> _What this task involves_
Repeat the records below word for word, starting at the line that contains "For every button, label, input, icon, or" and ending at the line that contains "data-point-measured [785,462,804,481]", with both of those lines included.

● ● ●

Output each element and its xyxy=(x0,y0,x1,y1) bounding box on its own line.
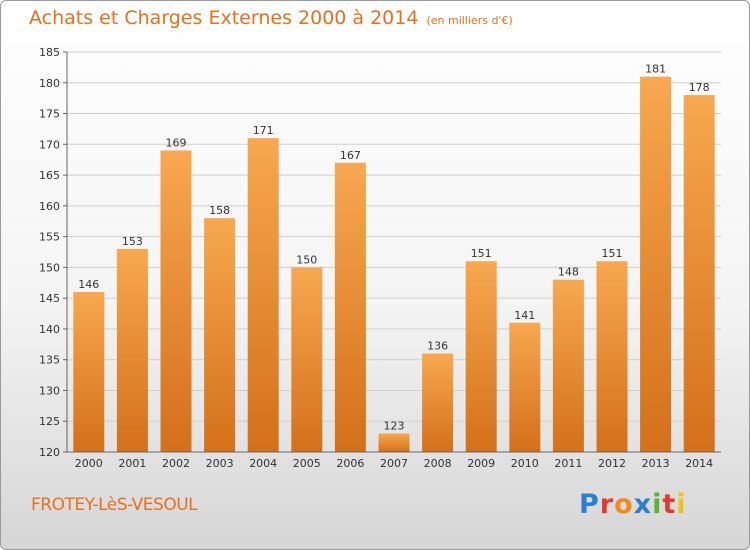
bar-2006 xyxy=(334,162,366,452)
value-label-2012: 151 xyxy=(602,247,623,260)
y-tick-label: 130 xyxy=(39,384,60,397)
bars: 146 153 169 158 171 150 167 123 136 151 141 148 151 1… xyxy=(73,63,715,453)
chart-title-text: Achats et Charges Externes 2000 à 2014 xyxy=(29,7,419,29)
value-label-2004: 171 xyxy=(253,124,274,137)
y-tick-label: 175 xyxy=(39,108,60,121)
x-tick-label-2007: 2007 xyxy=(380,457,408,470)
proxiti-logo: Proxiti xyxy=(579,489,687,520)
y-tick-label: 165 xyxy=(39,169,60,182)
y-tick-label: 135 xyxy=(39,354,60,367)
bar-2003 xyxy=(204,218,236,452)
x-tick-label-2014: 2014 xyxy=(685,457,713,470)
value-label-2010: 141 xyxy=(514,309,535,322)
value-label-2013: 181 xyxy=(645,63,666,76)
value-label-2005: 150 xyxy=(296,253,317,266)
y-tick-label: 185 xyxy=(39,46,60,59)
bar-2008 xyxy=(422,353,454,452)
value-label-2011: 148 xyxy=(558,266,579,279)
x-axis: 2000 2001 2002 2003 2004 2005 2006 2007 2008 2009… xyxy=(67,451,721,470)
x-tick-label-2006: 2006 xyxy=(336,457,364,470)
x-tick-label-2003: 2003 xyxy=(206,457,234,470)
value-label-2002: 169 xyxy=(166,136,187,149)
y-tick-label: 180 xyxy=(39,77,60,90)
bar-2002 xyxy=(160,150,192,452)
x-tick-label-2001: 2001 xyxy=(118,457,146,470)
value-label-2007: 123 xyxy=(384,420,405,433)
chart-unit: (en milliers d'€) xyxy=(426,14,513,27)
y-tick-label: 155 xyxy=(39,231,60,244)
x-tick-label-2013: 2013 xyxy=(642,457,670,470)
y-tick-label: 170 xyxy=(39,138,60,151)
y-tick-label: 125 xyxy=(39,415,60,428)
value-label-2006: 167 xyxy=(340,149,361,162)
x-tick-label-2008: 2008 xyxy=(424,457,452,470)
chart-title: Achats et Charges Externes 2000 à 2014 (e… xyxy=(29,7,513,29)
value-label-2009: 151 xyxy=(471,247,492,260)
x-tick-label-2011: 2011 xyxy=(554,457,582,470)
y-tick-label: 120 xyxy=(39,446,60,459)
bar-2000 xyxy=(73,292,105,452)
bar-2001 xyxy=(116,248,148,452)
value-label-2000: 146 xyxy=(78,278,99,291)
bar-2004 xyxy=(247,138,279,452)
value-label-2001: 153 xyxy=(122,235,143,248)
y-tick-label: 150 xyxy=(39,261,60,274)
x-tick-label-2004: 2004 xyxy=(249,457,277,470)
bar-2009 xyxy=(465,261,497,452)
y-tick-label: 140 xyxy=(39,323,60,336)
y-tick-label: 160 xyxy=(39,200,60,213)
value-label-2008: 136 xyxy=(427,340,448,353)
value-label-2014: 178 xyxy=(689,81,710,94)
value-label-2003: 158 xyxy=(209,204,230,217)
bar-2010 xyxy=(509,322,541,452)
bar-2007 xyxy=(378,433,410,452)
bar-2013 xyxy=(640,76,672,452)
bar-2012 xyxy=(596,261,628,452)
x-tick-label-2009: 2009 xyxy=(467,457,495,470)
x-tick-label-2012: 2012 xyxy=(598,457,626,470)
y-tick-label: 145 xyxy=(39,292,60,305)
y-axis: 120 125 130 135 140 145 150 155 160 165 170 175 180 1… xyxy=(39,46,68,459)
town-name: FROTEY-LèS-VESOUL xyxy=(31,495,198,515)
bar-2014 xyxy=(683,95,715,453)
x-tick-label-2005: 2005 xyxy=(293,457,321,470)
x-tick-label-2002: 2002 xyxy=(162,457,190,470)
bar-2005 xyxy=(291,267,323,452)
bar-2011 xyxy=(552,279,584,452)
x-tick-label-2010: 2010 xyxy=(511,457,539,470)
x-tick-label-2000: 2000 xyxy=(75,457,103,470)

● ● ●

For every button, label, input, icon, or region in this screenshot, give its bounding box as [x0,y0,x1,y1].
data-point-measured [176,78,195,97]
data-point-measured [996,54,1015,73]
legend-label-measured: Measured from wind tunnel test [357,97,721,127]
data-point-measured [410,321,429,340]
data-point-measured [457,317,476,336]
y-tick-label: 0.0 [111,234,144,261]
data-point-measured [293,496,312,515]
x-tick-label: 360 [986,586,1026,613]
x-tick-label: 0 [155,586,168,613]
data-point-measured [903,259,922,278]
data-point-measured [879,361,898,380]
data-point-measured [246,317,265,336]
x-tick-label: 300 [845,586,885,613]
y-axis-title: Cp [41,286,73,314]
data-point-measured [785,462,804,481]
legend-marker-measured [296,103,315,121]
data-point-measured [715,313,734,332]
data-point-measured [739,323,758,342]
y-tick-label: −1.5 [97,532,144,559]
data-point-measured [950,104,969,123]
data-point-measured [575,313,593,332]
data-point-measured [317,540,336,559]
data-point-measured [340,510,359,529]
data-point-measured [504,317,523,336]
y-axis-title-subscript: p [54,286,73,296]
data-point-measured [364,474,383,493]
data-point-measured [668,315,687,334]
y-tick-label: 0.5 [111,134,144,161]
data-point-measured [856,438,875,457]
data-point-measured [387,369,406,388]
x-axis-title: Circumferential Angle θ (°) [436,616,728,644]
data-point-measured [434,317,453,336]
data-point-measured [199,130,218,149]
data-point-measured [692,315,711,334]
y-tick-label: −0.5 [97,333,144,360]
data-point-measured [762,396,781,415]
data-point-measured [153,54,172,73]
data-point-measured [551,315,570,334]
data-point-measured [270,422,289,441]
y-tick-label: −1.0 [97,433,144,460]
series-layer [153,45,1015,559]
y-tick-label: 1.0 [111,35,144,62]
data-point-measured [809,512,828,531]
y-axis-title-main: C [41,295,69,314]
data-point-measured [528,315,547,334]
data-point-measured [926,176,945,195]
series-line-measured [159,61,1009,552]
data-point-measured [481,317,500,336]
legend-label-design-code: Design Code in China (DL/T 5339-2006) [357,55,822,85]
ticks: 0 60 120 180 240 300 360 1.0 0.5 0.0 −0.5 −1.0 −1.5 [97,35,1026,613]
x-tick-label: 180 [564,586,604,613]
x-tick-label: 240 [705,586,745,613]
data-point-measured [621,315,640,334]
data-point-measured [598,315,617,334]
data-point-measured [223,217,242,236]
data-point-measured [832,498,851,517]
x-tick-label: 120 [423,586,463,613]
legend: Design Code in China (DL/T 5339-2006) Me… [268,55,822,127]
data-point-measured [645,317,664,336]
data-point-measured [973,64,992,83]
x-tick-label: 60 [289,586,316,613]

● ● ●

> _Solution_
For every button, label, input, icon, or region in this screenshot, give its bounding box as [x0,y0,x1,y1].
data-point-measured [176,78,195,97]
data-point-measured [996,54,1015,73]
legend-label-measured: Measured from wind tunnel test [357,97,721,127]
data-point-measured [410,321,429,340]
data-point-measured [457,317,476,336]
y-tick-label: 0.0 [111,234,144,261]
data-point-measured [293,496,312,515]
x-tick-label: 360 [986,586,1026,613]
x-tick-label: 0 [155,586,168,613]
data-point-measured [903,259,922,278]
data-point-measured [879,361,898,380]
data-point-measured [246,317,265,336]
x-tick-label: 300 [845,586,885,613]
y-axis-title: Cp [41,286,73,314]
data-point-measured [785,462,804,481]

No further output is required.